** start of Dataset content **

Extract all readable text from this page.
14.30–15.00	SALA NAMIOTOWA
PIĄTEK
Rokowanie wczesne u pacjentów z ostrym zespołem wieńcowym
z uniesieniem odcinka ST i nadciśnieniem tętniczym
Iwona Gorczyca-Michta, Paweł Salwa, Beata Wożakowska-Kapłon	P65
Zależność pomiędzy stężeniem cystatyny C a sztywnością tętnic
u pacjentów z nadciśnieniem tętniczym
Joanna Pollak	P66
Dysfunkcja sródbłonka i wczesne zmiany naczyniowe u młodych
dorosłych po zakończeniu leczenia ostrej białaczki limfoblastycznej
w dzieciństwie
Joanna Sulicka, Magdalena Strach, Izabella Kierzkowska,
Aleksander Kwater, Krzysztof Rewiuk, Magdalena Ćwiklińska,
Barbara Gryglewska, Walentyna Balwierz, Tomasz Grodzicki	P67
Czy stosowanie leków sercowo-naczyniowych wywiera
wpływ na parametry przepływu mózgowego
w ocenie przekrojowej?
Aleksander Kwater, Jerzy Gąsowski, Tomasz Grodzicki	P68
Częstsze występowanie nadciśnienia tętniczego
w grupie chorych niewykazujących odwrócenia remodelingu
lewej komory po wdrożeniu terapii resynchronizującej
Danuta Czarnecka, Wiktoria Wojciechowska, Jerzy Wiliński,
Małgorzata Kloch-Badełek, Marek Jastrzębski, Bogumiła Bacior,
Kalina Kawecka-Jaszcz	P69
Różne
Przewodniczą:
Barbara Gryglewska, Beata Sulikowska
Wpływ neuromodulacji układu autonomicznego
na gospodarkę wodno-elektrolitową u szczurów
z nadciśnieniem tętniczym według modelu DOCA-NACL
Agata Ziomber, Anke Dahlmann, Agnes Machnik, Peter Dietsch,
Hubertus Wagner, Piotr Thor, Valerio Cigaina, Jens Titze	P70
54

** end of Dataset content **

[Stated problem]: List every line in the records above that contains the word "nadciśnieniem".

[The response]:
z uniesieniem odcinka ST i nadciśnieniem tętniczym
u pacjentów z nadciśnieniem tętniczym
z nadciśnieniem tętniczym według modelu DOCA-NACL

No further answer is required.